_TASK INSTRUCTIONS:_
Images must not appear in your copy; reproduce every other part of the records exactly.

_Saved entries:_
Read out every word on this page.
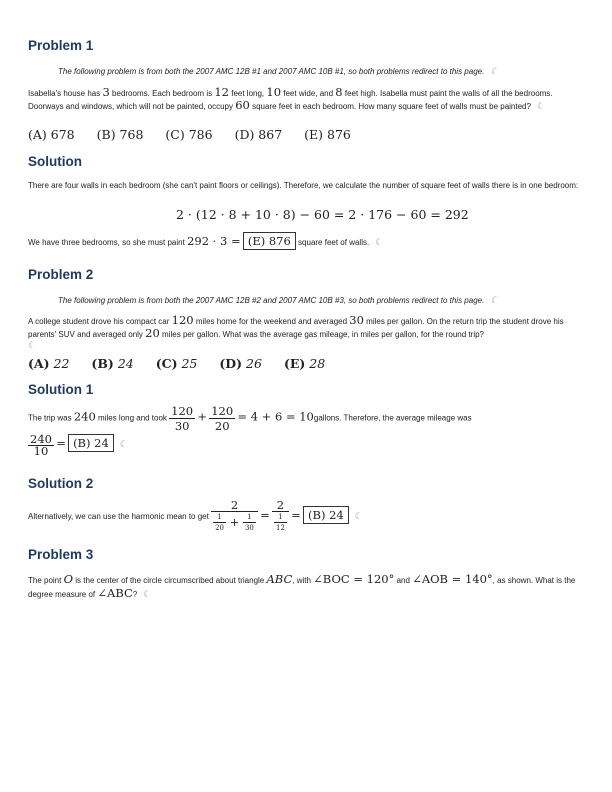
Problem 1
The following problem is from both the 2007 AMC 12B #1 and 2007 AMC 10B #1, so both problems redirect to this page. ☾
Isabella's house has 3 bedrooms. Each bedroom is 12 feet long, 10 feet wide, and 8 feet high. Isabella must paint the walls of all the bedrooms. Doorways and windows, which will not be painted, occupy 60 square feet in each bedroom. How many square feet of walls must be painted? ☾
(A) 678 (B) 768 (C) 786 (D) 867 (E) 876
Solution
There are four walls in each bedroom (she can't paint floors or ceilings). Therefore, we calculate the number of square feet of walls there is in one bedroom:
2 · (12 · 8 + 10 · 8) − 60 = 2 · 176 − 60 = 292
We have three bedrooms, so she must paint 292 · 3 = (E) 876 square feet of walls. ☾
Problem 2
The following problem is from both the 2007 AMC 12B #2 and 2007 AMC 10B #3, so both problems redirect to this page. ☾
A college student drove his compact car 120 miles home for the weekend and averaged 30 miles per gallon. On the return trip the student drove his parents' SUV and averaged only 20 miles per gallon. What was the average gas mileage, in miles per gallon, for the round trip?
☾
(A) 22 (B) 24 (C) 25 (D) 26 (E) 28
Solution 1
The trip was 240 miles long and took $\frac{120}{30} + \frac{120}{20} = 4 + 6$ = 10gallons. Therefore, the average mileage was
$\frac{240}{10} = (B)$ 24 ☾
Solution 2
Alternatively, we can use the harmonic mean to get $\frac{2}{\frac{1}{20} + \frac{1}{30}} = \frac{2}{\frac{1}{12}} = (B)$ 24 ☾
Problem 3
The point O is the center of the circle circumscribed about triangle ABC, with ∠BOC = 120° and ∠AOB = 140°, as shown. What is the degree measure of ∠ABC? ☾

_IN RESPONSE:_
Read out every word on this page.
Problem 1
The following problem is from both the 2007 AMC 12B #1 and 2007 AMC 10B #1, so both problems redirect to this page. ☾
Isabella's house has 3 bedrooms. Each bedroom is 12 feet long, 10 feet wide, and 8 feet high. Isabella must paint the walls of all the bedrooms. Doorways and windows, which will not be painted, occupy 60 square feet in each bedroom. How many square feet of walls must be painted? ☾
(A) 678 (B) 768 (C) 786 (D) 867 (E) 876
Solution
There are four walls in each bedroom (she can't paint floors or ceilings). Therefore, we calculate the number of square feet of walls there is in one bedroom:
2 · (12 · 8 + 10 · 8) − 60 = 2 · 176 − 60 = 292
We have three bedrooms, so she must paint 292 · 3 = (E) 876 square feet of walls. ☾
Problem 2
The following problem is from both the 2007 AMC 12B #2 and 2007 AMC 10B #3, so both problems redirect to this page. ☾
A college student drove his compact car 120 miles home for the weekend and averaged 30 miles per gallon. On the return trip the student drove his parents' SUV and averaged only 20 miles per gallon. What was the average gas mileage, in miles per gallon, for the round trip?
☾
(A) 22 (B) 24 (C) 25 (D) 26 (E) 28
Solution 1
The trip was 240 miles long and took $\frac{120}{30} + \frac{120}{20} = 4 + 6$ = 10gallons. Therefore, the average mileage was
$\frac{240}{10} = (B)$ 24 ☾
Solution 2
Alternatively, we can use the harmonic mean to get $\frac{2}{\frac{1}{20} + \frac{1}{30}} = \frac{2}{\frac{1}{12}} = (B)$ 24 ☾
Problem 3
The point O is the center of the circle circumscribed about triangle ABC, with ∠BOC = 120° and ∠AOB = 140°, as shown. What is the degree measure of ∠ABC? ☾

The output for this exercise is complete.